Task requirements — Determine how many lines of this material contain "highlight". Give only the number.

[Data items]
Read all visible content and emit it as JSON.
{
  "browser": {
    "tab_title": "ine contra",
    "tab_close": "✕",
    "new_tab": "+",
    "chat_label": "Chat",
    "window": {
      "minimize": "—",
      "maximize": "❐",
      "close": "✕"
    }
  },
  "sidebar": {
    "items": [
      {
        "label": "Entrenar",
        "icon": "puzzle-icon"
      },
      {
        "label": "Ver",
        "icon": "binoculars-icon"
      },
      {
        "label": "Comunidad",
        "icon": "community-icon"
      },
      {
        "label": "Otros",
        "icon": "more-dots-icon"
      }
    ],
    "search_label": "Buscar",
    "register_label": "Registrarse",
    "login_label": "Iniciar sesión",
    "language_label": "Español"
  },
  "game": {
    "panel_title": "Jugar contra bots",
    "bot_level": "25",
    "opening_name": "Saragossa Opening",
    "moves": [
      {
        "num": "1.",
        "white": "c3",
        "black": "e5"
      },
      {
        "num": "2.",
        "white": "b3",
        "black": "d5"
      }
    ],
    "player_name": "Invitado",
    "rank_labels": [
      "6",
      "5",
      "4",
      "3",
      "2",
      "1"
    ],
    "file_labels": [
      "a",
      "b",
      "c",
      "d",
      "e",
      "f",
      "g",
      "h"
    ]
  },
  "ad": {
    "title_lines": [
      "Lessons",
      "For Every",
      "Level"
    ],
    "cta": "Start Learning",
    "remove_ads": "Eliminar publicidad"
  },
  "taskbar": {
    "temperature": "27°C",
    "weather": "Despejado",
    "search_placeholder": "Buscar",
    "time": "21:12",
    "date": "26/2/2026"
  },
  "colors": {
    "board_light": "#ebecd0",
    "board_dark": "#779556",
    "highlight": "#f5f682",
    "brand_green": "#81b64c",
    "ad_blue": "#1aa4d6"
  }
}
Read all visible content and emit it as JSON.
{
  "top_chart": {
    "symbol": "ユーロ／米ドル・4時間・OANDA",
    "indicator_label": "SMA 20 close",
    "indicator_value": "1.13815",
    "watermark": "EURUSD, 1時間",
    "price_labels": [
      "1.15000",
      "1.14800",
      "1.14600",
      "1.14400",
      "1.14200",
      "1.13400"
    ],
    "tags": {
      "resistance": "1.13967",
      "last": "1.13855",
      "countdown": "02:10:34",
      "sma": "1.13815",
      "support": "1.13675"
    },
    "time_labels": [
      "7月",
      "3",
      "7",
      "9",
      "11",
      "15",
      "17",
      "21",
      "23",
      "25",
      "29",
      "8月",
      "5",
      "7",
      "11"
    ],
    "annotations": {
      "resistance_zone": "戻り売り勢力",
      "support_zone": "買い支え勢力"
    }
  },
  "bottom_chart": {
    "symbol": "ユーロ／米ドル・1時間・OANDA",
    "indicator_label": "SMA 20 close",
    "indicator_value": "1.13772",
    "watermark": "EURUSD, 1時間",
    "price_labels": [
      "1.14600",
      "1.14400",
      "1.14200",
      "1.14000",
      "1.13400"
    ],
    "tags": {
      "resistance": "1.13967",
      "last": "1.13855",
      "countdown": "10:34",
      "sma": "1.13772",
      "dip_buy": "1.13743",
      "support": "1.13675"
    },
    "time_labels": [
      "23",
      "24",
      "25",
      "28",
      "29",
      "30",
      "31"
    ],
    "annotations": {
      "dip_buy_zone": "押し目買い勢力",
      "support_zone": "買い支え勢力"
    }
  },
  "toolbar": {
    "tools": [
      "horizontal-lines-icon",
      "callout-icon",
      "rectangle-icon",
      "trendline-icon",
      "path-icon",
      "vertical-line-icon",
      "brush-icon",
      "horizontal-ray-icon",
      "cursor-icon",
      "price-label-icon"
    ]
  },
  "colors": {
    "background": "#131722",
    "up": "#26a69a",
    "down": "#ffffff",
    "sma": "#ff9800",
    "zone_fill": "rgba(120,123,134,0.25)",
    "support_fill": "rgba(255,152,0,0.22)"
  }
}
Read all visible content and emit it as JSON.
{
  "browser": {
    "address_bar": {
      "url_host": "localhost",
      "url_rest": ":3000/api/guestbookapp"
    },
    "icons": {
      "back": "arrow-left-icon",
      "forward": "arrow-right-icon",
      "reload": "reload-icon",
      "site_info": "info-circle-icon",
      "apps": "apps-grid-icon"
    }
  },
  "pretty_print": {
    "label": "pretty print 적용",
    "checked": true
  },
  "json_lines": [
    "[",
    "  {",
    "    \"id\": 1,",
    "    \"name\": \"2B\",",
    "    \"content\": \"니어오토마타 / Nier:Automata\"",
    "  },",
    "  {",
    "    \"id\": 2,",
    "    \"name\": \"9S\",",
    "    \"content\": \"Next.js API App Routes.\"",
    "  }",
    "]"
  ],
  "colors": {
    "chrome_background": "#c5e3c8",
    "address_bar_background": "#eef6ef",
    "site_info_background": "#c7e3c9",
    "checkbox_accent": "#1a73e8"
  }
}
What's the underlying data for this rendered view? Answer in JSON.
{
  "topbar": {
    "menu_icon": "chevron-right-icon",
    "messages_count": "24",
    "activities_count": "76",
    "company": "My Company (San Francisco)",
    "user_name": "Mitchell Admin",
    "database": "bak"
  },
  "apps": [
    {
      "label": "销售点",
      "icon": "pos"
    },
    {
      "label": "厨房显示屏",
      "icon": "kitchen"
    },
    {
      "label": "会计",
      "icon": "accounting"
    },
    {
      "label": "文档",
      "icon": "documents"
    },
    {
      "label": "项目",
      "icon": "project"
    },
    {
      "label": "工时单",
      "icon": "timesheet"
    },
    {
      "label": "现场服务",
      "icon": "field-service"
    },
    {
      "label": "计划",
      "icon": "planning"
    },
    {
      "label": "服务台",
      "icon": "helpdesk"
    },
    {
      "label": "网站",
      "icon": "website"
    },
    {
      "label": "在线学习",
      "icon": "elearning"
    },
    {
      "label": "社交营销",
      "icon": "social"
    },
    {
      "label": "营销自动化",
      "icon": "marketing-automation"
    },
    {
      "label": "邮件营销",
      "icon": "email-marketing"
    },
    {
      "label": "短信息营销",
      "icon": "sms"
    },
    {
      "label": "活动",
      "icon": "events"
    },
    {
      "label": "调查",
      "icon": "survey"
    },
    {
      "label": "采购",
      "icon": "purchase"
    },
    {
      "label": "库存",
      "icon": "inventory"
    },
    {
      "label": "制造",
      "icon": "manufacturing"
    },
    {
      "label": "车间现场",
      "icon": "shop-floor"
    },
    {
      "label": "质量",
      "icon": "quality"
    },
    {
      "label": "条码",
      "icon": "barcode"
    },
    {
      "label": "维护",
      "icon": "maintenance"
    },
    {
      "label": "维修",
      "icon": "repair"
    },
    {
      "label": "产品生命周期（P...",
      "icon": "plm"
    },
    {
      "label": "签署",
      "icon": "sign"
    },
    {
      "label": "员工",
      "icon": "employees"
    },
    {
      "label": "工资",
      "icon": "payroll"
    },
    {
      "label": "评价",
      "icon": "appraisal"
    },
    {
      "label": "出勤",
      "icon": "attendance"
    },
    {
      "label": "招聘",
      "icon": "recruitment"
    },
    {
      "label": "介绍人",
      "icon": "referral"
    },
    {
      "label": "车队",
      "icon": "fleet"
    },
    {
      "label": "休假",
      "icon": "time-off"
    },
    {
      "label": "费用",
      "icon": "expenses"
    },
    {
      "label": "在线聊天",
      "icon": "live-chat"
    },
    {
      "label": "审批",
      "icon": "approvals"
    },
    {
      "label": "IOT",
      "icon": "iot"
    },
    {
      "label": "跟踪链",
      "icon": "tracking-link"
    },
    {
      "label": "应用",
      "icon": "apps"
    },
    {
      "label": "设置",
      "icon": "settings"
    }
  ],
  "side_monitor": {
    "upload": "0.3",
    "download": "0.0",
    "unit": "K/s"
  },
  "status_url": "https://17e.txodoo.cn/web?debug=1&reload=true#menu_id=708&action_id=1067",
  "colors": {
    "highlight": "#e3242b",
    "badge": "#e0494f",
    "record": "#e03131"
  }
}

Answer to the exercise — 2